>> Start Task material

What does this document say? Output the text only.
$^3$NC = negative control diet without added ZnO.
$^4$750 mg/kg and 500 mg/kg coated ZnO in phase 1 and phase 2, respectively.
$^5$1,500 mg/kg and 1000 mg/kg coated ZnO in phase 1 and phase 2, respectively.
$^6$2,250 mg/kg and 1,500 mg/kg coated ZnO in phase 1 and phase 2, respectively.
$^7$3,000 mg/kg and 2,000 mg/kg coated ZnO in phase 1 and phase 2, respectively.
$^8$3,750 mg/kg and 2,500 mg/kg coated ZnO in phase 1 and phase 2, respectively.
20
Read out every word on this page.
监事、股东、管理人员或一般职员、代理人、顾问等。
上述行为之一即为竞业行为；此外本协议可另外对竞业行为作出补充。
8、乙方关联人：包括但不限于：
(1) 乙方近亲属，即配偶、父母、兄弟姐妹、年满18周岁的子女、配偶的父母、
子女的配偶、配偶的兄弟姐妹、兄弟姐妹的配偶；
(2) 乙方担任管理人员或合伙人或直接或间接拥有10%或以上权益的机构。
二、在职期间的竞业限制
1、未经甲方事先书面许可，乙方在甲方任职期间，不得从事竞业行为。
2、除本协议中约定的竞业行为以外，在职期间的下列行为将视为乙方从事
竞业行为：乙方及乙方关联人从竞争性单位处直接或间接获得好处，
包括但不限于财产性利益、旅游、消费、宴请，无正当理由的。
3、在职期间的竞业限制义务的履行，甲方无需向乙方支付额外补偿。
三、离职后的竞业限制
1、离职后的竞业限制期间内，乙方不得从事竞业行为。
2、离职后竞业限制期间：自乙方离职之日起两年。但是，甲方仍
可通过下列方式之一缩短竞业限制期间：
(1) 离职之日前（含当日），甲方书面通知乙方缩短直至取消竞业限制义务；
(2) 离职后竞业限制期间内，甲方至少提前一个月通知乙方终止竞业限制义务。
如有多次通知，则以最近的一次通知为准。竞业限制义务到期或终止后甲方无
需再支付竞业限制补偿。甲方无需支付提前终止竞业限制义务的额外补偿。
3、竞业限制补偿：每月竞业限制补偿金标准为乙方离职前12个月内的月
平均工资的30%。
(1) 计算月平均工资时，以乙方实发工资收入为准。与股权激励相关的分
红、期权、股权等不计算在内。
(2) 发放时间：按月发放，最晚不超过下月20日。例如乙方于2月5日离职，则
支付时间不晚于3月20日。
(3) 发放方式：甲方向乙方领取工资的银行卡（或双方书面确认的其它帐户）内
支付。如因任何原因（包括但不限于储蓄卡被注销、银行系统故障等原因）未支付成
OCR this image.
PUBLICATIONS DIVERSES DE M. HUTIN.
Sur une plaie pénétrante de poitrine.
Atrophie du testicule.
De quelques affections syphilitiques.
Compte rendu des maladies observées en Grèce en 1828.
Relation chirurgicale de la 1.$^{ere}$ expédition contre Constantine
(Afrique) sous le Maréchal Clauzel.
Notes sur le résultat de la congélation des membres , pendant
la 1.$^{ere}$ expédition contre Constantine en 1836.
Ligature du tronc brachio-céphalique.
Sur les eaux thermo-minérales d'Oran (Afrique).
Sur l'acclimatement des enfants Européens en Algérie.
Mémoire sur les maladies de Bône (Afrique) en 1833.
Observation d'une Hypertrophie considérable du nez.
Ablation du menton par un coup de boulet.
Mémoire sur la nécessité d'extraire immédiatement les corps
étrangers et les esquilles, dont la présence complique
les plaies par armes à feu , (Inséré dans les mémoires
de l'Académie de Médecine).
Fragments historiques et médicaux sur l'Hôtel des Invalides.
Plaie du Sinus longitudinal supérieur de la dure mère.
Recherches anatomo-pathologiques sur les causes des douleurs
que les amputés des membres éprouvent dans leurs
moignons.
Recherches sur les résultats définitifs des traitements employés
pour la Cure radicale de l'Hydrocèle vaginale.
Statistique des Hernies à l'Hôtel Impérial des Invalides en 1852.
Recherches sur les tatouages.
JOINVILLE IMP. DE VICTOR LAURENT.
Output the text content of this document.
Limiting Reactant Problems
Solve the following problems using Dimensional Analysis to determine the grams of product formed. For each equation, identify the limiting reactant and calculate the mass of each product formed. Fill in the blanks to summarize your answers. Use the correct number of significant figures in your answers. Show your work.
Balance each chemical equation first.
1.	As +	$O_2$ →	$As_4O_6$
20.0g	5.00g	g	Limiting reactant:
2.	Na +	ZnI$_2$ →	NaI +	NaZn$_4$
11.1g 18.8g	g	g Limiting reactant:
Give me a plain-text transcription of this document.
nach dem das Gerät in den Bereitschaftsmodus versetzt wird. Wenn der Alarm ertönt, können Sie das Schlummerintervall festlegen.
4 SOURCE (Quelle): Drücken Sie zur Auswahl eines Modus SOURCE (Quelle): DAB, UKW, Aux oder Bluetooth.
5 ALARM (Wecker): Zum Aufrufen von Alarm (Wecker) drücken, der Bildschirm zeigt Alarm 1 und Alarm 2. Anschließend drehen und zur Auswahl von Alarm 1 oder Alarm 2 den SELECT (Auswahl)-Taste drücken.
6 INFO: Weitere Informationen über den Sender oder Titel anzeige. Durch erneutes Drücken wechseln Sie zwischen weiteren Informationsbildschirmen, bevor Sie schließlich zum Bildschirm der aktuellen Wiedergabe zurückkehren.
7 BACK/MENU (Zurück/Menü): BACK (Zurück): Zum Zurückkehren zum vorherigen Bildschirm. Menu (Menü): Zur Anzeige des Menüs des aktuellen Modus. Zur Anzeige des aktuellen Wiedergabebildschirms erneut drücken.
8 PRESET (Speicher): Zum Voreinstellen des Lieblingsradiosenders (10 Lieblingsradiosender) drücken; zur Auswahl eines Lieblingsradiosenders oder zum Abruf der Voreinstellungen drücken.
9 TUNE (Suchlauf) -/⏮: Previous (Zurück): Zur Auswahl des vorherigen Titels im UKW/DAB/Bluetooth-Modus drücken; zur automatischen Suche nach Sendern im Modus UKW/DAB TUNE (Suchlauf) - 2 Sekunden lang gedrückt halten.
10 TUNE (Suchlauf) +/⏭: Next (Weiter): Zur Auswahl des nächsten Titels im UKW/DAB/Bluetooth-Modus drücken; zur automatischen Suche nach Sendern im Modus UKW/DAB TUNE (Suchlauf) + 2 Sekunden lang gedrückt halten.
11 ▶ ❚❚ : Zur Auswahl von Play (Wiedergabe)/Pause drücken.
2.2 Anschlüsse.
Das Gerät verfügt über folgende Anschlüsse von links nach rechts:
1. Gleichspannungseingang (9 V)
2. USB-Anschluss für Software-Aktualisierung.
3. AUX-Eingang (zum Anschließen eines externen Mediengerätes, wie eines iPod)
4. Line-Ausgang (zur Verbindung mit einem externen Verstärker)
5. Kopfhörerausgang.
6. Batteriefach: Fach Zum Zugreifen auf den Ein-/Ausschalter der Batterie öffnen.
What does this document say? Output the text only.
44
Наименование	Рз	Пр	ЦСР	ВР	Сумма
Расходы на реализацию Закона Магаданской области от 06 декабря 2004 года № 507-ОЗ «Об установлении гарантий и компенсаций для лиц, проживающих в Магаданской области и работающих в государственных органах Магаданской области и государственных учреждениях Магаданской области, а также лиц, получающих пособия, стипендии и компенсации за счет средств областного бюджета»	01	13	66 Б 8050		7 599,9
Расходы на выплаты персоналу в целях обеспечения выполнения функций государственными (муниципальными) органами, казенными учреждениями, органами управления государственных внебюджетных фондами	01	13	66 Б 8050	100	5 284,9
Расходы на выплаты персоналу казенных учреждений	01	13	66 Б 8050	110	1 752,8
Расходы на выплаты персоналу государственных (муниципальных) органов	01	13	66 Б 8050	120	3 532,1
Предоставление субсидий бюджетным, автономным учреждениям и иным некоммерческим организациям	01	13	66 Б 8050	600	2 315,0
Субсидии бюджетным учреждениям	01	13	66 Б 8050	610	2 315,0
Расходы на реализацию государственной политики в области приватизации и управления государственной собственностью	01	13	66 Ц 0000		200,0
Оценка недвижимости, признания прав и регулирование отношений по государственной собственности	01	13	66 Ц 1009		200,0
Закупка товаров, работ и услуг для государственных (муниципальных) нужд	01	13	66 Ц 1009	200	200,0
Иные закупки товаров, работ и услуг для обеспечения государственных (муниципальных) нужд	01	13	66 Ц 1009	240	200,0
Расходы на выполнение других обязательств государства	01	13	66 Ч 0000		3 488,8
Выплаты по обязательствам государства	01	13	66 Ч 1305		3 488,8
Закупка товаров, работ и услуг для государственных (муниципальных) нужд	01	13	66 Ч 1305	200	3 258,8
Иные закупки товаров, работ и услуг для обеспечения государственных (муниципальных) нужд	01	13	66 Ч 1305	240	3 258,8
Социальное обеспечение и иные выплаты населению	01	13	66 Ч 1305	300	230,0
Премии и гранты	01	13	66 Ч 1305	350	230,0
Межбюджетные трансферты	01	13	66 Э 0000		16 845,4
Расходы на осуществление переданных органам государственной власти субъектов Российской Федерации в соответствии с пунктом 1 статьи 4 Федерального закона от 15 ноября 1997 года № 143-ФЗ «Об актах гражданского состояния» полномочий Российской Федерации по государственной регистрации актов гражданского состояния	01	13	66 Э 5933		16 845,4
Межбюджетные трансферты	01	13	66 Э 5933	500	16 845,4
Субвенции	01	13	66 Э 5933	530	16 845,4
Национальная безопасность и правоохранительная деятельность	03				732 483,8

>> End Task material

Using the records above, copy each line that contains "Bluetooth".

4 SOURCE (Quelle): Drücken Sie zur Auswahl eines Modus SOURCE (Quelle): DAB, UKW, Aux oder Bluetooth.
9 TUNE (Suchlauf) -/⏮: Previous (Zurück): Zur Auswahl des vorherigen Titels im UKW/DAB/Bluetooth-Modus drücken; zur automatischen Suche nach Sendern im Modus UKW/DAB TUNE (Suchlauf) - 2 Sekunden lang gedrückt halten.
10 TUNE (Suchlauf) +/⏭: Next (Weiter): Zur Auswahl des nächsten Titels im UKW/DAB/Bluetooth-Modus drücken; zur automatischen Suche nach Sendern im Modus UKW/DAB TUNE (Suchlauf) + 2 Sekunden lang gedrückt halten.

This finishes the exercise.